→ RECORDS SHOWN
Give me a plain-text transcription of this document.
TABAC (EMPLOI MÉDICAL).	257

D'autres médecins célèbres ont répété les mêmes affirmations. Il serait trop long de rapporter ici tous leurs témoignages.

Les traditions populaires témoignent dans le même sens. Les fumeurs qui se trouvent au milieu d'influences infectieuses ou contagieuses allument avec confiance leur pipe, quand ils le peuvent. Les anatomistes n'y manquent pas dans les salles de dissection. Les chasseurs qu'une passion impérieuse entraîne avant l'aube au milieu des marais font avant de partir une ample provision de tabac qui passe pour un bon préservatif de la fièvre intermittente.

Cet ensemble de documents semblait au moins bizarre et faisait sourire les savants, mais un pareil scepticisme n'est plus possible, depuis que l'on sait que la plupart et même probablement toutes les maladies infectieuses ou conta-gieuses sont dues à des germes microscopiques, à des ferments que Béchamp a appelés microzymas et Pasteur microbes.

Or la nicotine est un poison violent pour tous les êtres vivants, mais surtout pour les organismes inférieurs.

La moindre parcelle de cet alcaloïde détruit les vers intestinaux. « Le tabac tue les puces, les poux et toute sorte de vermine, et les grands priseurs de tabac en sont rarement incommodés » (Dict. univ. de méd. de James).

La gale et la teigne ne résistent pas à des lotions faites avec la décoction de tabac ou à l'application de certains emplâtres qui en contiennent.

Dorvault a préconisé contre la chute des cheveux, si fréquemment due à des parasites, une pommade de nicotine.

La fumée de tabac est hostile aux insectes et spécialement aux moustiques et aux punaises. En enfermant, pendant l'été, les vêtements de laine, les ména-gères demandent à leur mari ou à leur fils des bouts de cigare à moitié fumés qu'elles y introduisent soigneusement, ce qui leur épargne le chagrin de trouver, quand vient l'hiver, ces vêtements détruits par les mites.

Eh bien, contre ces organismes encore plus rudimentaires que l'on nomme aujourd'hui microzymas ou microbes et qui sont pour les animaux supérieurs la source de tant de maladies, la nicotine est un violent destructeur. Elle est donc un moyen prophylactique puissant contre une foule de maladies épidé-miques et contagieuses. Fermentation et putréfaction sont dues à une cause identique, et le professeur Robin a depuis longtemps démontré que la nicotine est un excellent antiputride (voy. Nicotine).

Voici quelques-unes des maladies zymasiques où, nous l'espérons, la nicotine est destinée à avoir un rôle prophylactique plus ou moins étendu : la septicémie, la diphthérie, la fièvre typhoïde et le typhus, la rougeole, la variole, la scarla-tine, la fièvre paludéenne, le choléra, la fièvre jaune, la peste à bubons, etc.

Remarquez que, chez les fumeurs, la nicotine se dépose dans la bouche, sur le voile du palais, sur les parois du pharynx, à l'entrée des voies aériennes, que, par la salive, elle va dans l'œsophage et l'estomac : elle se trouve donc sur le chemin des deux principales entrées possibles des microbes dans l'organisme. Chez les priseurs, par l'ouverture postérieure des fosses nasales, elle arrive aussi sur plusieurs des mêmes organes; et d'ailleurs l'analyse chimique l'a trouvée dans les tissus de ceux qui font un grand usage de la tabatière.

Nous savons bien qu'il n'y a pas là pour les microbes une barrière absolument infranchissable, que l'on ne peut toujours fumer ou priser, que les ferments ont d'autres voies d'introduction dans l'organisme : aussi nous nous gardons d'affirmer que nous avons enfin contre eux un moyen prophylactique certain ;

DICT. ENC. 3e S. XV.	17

→ TO BE DONE
Copy every line of the records above that holds the word "pour".

→ REPLY TO THE EXERCISE
Les traditions populaires témoignent dans le même sens. Les fumeurs qui se trouvent au milieu d'influences infectieuses ou contagieuses allument avec confiance leur pipe, quand ils le peuvent. Les anatomistes n'y manquent pas dans les salles de dissection. Les chasseurs qu'une passion impérieuse entraîne avant l'aube au milieu des marais font avant de partir une ample provision de tabac qui passe pour un bon préservatif de la fièvre intermittente.
Or la nicotine est un poison violent pour tous les êtres vivants, mais surtout pour les organismes inférieurs.
Eh bien, contre ces organismes encore plus rudimentaires que l'on nomme aujourd'hui microzymas ou microbes et qui sont pour les animaux supérieurs la source de tant de maladies, la nicotine est un violent destructeur. Elle est donc un moyen prophylactique puissant contre une foule de maladies épidé-miques et contagieuses. Fermentation et putréfaction sont dues à une cause identique, et le professeur Robin a depuis longtemps démontré que la nicotine est un excellent antiputride (voy. Nicotine).
Nous savons bien qu'il n'y a pas là pour les microbes une barrière absolument infranchissable, que l'on ne peut toujours fumer ou priser, que les ferments ont d'autres voies d'introduction dans l'organisme : aussi nous nous gardons d'affirmer que nous avons enfin contre eux un moyen prophylactique certain ;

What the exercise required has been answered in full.